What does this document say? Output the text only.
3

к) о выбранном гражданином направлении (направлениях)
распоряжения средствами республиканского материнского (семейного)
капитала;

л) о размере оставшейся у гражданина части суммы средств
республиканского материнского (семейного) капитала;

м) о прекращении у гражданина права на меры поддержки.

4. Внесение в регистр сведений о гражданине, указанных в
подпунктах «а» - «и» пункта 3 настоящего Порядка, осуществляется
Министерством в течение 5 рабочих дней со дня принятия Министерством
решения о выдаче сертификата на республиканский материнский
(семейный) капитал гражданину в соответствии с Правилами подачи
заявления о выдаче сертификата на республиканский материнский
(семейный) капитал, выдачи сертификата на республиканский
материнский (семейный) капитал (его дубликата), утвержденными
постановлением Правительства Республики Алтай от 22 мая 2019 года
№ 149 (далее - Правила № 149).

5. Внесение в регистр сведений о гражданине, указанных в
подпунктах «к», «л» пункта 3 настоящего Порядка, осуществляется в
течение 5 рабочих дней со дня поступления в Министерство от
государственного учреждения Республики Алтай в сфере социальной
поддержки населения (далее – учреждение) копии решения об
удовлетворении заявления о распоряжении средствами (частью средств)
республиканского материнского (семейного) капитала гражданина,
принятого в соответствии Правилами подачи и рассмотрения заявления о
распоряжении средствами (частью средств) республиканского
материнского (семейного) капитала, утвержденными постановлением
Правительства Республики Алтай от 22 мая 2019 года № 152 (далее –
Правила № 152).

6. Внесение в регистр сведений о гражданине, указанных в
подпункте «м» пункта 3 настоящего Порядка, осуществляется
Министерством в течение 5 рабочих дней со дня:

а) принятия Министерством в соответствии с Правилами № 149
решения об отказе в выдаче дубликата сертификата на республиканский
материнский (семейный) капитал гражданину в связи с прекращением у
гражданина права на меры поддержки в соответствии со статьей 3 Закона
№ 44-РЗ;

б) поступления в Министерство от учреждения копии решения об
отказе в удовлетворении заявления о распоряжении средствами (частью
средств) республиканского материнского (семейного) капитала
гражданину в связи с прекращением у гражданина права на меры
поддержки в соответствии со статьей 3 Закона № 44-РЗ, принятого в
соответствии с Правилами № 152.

---

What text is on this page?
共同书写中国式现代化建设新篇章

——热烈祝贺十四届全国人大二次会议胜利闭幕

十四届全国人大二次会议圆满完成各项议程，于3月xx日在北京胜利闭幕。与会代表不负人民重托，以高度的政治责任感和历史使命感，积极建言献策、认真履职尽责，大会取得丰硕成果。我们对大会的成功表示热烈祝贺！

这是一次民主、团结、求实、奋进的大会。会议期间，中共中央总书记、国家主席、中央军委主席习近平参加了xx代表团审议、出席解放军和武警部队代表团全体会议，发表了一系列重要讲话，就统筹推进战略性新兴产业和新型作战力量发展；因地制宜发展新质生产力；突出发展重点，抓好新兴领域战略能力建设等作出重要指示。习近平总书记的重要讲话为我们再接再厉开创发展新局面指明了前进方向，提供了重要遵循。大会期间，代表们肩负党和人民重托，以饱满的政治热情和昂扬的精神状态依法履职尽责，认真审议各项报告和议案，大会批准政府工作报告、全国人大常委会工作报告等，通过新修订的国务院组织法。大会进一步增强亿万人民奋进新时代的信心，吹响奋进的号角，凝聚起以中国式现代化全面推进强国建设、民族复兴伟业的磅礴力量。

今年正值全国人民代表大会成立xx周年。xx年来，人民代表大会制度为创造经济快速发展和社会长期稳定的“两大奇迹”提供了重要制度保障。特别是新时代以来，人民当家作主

§ Task to carry out:
Return all the lines that contain the string "постановлением".

§ Final result:
постановлением Правительства Республики Алтай от 22 мая 2019 года
материнского (семейного) капитала, утвержденными постановлением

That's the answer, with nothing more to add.